Repeat every entry, word for word, leaving no line out.
+===+
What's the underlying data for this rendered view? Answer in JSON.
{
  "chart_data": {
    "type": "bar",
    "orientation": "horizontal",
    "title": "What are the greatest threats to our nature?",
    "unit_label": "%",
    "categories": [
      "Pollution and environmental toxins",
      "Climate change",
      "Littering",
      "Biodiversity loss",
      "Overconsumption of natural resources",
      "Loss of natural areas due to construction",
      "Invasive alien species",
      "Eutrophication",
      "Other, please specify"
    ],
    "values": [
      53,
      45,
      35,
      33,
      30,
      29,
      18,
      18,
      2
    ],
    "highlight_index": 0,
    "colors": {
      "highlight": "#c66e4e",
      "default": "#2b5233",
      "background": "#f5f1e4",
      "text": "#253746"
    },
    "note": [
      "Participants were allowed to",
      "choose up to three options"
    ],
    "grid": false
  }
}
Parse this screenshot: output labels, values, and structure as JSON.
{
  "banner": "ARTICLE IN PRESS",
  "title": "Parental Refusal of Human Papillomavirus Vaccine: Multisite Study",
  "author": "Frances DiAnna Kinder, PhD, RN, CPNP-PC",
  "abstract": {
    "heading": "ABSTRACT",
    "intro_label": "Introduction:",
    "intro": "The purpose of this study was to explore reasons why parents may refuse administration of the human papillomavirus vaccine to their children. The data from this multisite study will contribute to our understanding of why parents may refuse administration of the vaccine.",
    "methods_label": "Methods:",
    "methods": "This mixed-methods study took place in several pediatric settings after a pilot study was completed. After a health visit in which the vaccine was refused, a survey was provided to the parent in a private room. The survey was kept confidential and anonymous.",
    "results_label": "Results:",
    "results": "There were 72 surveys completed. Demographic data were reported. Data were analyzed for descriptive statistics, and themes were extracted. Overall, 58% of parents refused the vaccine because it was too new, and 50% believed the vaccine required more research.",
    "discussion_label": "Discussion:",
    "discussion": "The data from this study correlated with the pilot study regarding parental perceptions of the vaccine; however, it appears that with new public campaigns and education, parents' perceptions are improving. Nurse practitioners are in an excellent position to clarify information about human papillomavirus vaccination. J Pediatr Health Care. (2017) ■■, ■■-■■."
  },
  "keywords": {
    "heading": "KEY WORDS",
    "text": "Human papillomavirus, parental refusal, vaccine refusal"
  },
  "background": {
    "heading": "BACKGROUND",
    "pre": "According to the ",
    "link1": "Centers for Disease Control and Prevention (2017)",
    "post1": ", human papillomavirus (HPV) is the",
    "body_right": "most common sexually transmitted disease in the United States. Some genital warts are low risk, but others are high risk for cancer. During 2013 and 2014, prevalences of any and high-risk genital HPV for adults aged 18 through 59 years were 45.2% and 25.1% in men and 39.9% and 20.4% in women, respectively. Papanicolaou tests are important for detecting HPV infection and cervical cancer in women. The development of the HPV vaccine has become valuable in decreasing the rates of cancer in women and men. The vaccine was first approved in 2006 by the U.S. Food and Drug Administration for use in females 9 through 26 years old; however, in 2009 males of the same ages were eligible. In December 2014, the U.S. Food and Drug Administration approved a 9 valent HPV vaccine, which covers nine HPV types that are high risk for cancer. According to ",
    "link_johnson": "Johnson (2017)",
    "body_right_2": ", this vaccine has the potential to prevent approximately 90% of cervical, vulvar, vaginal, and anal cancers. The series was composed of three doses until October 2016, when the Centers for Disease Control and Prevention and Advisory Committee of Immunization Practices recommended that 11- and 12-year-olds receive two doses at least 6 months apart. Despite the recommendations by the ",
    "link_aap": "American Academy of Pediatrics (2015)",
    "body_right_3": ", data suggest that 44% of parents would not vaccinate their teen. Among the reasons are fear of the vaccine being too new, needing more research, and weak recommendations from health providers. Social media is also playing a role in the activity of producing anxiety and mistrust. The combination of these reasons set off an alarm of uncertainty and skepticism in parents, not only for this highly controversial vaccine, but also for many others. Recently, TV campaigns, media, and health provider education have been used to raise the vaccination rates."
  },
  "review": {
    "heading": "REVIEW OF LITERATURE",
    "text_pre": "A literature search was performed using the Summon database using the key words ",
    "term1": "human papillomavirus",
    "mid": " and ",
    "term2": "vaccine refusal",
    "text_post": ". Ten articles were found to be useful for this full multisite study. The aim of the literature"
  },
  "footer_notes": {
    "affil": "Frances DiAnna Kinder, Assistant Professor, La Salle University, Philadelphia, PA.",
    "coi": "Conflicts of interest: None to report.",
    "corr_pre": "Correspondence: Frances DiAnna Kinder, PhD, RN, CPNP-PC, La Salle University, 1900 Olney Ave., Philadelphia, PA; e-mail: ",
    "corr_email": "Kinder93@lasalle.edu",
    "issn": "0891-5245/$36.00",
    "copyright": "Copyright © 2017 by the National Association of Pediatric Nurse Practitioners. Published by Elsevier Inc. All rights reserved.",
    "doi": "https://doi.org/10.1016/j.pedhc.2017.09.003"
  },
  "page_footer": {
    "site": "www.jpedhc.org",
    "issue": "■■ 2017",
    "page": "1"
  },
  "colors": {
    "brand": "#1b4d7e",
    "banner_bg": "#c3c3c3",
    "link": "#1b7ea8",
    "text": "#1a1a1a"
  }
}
+===+
■ Response to the exercise ■
What's the underlying data for this rendered view? Answer in JSON.
{
  "chart_data": {
    "type": "bar",
    "orientation": "horizontal",
    "title": "What are the greatest threats to our nature?",
    "unit_label": "%",
    "categories": [
      "Pollution and environmental toxins",
      "Climate change",
      "Littering",
      "Biodiversity loss",
      "Overconsumption of natural resources",
      "Loss of natural areas due to construction",
      "Invasive alien species",
      "Eutrophication",
      "Other, please specify"
    ],
    "values": [
      53,
      45,
      35,
      33,
      30,
      29,
      18,
      18,
      2
    ],
    "highlight_index": 0,
    "colors": {
      "highlight": "#c66e4e",
      "default": "#2b5233",
      "background": "#f5f1e4",
      "text": "#253746"
    },
    "note": [
      "Participants were allowed to",
      "choose up to three options"
    ],
    "grid": false
  }
}
Parse this screenshot: output labels, values, and structure as JSON.
{
  "banner": "ARTICLE IN PRESS",
  "title": "Parental Refusal of Human Papillomavirus Vaccine: Multisite Study",
  "author": "Frances DiAnna Kinder, PhD, RN, CPNP-PC",
  "abstract": {
    "heading": "ABSTRACT",
    "intro_label": "Introduction:",
    "intro": "The purpose of this study was to explore reasons why parents may refuse administration of the human papillomavirus vaccine to their children. The data from this multisite study will contribute to our understanding of why parents may refuse administration of the vaccine.",
    "methods_label": "Methods:",
    "methods": "This mixed-methods study took place in several pediatric settings after a pilot study was completed. After a health visit in which the vaccine was refused, a survey was provided to the parent in a private room. The survey was kept confidential and anonymous.",
    "results_label": "Results:",
    "results": "There were 72 surveys completed. Demographic data were reported. Data were analyzed for descriptive statistics, and themes were extracted. Overall, 58% of parents refused the vaccine because it was too new, and 50% believed the vaccine required more research.",
    "discussion_label": "Discussion:",
    "discussion": "The data from this study correlated with the pilot study regarding parental perceptions of the vaccine; however, it appears that with new public campaigns and education, parents' perceptions are improving. Nurse practitioners are in an excellent position to clarify information about human papillomavirus vaccination. J Pediatr Health Care. (2017) ■■, ■■-■■."
  },
  "keywords": {
    "heading": "KEY WORDS",
    "text": "Human papillomavirus, parental refusal, vaccine refusal"
  },
  "background": {
    "heading": "BACKGROUND",
    "pre": "According to the ",
    "link1": "Centers for Disease Control and Prevention (2017)",
    "post1": ", human papillomavirus (HPV) is the",
    "body_right": "most common sexually transmitted disease in the United States. Some genital warts are low risk, but others are high risk for cancer. During 2013 and 2014, prevalences of any and high-risk genital HPV for adults aged 18 through 59 years were 45.2% and 25.1% in men and 39.9% and 20.4% in women, respectively. Papanicolaou tests are important for detecting HPV infection and cervical cancer in women. The development of the HPV vaccine has become valuable in decreasing the rates of cancer in women and men. The vaccine was first approved in 2006 by the U.S. Food and Drug Administration for use in females 9 through 26 years old; however, in 2009 males of the same ages were eligible. In December 2014, the U.S. Food and Drug Administration approved a 9 valent HPV vaccine, which covers nine HPV types that are high risk for cancer. According to ",
    "link_johnson": "Johnson (2017)",
    "body_right_2": ", this vaccine has the potential to prevent approximately 90% of cervical, vulvar, vaginal, and anal cancers. The series was composed of three doses until October 2016, when the Centers for Disease Control and Prevention and Advisory Committee of Immunization Practices recommended that 11- and 12-year-olds receive two doses at least 6 months apart. Despite the recommendations by the ",
    "link_aap": "American Academy of Pediatrics (2015)",
    "body_right_3": ", data suggest that 44% of parents would not vaccinate their teen. Among the reasons are fear of the vaccine being too new, needing more research, and weak recommendations from health providers. Social media is also playing a role in the activity of producing anxiety and mistrust. The combination of these reasons set off an alarm of uncertainty and skepticism in parents, not only for this highly controversial vaccine, but also for many others. Recently, TV campaigns, media, and health provider education have been used to raise the vaccination rates."
  },
  "review": {
    "heading": "REVIEW OF LITERATURE",
    "text_pre": "A literature search was performed using the Summon database using the key words ",
    "term1": "human papillomavirus",
    "mid": " and ",
    "term2": "vaccine refusal",
    "text_post": ". Ten articles were found to be useful for this full multisite study. The aim of the literature"
  },
  "footer_notes": {
    "affil": "Frances DiAnna Kinder, Assistant Professor, La Salle University, Philadelphia, PA.",
    "coi": "Conflicts of interest: None to report.",
    "corr_pre": "Correspondence: Frances DiAnna Kinder, PhD, RN, CPNP-PC, La Salle University, 1900 Olney Ave., Philadelphia, PA; e-mail: ",
    "corr_email": "Kinder93@lasalle.edu",
    "issn": "0891-5245/$36.00",
    "copyright": "Copyright © 2017 by the National Association of Pediatric Nurse Practitioners. Published by Elsevier Inc. All rights reserved.",
    "doi": "https://doi.org/10.1016/j.pedhc.2017.09.003"
  },
  "page_footer": {
    "site": "www.jpedhc.org",
    "issue": "■■ 2017",
    "page": "1"
  },
  "colors": {
    "brand": "#1b4d7e",
    "banner_bg": "#c3c3c3",
    "link": "#1b7ea8",
    "text": "#1a1a1a"
  }
}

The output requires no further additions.